Exercise: Look over the lines below. Report each one that includes the string "Total".

Records to use:

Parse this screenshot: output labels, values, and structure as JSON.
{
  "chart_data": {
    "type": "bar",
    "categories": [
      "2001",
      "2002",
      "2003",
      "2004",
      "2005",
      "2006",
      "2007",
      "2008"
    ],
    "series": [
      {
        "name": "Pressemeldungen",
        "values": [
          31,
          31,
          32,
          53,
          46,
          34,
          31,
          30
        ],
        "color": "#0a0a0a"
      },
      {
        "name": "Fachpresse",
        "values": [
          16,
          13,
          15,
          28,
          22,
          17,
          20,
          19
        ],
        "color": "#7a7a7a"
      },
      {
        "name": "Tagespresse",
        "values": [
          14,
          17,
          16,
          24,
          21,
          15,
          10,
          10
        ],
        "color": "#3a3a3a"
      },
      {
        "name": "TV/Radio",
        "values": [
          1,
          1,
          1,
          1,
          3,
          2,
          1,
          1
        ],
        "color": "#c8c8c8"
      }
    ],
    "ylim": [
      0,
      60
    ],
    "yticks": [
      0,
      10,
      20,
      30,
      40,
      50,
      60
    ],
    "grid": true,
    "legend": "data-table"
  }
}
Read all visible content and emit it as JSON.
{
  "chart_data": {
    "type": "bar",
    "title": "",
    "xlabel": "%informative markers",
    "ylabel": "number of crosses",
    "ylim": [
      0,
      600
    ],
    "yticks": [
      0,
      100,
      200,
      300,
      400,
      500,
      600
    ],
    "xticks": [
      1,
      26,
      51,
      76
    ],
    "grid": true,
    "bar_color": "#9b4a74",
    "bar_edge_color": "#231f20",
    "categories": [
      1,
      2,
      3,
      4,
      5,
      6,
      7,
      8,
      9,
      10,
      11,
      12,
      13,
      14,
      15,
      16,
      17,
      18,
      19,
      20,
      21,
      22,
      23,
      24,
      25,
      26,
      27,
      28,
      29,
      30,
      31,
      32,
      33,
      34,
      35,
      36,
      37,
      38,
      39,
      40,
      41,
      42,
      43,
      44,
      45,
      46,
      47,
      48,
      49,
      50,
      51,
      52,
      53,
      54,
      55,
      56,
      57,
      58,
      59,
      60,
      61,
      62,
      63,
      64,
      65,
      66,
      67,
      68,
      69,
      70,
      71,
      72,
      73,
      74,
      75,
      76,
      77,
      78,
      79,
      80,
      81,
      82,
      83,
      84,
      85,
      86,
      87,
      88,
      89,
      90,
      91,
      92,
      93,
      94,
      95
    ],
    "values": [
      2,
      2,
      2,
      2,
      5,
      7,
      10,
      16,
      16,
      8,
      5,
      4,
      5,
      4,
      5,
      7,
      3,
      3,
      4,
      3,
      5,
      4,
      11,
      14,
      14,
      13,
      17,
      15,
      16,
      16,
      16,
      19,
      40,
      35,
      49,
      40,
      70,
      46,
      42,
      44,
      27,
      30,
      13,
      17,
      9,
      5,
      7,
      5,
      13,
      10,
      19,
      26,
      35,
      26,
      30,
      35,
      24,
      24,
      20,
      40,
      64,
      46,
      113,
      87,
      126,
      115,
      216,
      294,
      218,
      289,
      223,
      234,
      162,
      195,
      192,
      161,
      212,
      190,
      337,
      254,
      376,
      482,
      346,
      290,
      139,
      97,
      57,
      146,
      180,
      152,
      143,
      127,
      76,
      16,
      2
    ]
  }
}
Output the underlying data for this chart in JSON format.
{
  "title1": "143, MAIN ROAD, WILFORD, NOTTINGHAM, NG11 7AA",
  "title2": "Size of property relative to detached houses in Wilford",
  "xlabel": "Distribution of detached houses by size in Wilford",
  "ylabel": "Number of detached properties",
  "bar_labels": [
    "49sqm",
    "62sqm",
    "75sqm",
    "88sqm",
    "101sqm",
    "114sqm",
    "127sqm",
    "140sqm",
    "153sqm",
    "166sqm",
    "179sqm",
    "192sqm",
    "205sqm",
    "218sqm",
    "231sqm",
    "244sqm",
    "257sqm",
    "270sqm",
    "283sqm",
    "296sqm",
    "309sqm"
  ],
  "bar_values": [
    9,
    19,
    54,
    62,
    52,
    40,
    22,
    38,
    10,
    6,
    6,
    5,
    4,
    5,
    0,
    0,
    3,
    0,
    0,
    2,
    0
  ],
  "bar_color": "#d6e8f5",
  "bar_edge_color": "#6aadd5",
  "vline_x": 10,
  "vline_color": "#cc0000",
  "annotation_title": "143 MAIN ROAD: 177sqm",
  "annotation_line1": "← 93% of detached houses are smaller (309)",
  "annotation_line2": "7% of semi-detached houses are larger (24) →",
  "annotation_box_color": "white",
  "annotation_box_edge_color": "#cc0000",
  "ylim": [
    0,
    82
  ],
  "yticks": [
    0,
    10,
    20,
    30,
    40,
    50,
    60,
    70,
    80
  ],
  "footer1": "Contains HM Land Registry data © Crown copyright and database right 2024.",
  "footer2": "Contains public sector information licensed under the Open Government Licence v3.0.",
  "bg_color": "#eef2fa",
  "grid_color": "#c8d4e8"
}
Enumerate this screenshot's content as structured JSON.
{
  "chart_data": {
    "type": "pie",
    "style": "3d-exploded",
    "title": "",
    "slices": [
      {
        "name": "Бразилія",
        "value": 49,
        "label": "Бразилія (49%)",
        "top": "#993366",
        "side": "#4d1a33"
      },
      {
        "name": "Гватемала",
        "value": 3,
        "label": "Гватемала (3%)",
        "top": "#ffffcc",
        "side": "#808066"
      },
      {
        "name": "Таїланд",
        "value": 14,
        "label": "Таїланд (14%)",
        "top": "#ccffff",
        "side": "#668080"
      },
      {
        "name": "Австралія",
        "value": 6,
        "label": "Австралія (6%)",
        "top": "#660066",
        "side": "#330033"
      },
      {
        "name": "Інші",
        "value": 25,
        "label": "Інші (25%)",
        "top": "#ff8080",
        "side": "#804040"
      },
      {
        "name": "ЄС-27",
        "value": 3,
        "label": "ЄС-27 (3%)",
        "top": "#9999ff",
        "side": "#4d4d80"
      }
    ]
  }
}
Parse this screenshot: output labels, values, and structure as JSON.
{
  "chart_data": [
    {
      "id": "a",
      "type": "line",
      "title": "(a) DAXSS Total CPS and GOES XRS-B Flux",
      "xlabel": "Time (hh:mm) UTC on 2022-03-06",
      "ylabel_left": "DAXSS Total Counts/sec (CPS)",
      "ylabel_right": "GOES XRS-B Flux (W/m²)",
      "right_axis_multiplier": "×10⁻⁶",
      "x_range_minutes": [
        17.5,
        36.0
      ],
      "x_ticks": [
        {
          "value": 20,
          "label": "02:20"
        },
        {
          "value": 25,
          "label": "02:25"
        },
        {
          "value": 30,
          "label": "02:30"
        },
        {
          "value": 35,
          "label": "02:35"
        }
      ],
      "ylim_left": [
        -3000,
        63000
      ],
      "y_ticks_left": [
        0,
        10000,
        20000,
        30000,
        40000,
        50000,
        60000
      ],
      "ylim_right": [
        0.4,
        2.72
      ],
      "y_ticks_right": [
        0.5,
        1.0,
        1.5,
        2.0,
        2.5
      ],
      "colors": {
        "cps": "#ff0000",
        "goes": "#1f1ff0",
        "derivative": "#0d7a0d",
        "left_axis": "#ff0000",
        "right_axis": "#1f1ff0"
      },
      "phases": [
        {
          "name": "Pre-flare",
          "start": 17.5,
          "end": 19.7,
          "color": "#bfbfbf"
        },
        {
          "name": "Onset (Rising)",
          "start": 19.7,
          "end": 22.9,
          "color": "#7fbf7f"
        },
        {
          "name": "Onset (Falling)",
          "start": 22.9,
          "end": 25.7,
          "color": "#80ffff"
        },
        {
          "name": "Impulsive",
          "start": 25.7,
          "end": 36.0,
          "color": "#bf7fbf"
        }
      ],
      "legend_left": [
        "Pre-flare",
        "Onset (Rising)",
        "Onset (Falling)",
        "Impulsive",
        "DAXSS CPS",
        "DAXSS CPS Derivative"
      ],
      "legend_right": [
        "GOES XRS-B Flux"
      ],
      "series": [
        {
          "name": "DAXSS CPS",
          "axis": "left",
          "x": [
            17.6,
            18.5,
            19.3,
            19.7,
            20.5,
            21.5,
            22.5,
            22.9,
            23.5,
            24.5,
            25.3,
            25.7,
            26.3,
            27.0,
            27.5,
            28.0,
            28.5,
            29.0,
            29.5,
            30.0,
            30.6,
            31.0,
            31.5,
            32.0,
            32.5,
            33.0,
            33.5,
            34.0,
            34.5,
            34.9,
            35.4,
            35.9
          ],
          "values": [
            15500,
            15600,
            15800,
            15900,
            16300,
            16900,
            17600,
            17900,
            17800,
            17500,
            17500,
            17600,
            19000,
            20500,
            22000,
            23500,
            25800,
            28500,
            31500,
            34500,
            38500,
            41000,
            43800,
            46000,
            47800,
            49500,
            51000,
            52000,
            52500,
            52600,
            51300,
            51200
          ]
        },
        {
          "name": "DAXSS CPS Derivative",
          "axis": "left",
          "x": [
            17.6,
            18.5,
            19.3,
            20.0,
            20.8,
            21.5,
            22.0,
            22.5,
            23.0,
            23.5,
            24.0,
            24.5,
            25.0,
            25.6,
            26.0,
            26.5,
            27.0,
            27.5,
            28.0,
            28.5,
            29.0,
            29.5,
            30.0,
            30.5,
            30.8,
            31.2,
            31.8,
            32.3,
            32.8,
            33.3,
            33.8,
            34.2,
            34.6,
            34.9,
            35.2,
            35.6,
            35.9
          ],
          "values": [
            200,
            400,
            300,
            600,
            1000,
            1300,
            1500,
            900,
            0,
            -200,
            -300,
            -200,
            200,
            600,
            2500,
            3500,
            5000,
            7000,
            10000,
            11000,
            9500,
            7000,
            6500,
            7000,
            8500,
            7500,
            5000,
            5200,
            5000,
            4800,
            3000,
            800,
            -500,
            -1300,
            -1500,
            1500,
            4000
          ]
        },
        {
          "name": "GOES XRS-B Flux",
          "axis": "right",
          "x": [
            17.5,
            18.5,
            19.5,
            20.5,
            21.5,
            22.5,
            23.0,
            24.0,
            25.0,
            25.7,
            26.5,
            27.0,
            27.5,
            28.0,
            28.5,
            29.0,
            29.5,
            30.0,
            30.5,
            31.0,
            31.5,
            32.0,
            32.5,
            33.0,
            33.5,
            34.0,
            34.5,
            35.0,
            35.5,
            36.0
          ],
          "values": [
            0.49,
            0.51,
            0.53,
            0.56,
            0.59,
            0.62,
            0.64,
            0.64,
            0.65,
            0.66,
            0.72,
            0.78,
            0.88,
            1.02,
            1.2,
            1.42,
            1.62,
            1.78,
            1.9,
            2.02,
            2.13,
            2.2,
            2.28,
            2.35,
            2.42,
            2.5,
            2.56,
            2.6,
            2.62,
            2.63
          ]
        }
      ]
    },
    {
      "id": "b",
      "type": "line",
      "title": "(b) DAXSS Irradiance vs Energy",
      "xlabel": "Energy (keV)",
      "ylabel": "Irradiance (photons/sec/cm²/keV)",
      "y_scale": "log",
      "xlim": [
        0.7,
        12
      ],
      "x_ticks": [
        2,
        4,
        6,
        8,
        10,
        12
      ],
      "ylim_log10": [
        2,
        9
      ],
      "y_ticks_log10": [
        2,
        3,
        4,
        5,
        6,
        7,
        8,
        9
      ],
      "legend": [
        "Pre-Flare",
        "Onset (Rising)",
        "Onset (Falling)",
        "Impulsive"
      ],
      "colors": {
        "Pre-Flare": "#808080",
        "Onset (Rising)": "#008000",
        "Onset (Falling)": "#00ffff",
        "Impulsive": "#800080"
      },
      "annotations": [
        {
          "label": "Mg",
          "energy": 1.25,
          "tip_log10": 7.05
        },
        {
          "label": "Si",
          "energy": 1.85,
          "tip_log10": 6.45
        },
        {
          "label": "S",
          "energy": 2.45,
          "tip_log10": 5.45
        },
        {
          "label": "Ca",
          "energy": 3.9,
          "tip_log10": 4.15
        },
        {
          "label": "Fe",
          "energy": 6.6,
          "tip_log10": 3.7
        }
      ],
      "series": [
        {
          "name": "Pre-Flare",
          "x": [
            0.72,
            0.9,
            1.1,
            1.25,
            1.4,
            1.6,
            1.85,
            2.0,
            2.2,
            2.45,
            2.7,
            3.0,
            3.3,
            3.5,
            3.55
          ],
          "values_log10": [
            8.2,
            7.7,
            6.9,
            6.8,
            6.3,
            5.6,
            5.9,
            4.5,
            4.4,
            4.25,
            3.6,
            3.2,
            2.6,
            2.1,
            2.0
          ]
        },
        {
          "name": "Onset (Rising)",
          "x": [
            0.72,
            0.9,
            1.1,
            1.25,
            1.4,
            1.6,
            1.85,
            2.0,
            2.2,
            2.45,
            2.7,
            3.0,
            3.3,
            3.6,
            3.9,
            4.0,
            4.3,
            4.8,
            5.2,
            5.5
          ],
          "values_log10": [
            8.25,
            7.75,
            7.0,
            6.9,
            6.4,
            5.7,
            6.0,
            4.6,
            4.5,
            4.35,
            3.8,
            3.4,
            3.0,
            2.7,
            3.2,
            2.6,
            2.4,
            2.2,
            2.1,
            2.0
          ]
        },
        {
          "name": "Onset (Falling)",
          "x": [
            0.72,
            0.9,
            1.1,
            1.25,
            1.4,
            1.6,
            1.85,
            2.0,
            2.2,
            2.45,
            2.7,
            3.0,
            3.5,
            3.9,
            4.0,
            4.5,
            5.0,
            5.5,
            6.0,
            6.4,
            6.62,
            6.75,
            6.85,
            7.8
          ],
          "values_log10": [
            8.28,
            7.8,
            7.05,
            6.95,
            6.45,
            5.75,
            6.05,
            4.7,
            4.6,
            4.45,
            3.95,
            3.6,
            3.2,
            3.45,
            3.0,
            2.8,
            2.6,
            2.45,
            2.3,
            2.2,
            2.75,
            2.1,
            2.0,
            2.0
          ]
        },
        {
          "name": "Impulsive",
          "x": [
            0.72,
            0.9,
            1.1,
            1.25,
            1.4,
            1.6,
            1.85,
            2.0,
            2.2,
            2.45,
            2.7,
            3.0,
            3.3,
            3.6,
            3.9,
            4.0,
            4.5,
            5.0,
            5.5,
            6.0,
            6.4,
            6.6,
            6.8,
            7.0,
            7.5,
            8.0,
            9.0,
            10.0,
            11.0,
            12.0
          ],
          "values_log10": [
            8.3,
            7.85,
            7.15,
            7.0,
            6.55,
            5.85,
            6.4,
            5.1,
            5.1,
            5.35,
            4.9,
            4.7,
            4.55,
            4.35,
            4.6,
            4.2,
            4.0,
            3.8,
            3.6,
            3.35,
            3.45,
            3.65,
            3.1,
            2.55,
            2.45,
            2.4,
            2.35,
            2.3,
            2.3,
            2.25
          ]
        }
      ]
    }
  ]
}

The solution:
      "title": "(a) DAXSS Total CPS and GOES XRS-B Flux",
      "ylabel_left": "DAXSS Total Counts/sec (CPS)",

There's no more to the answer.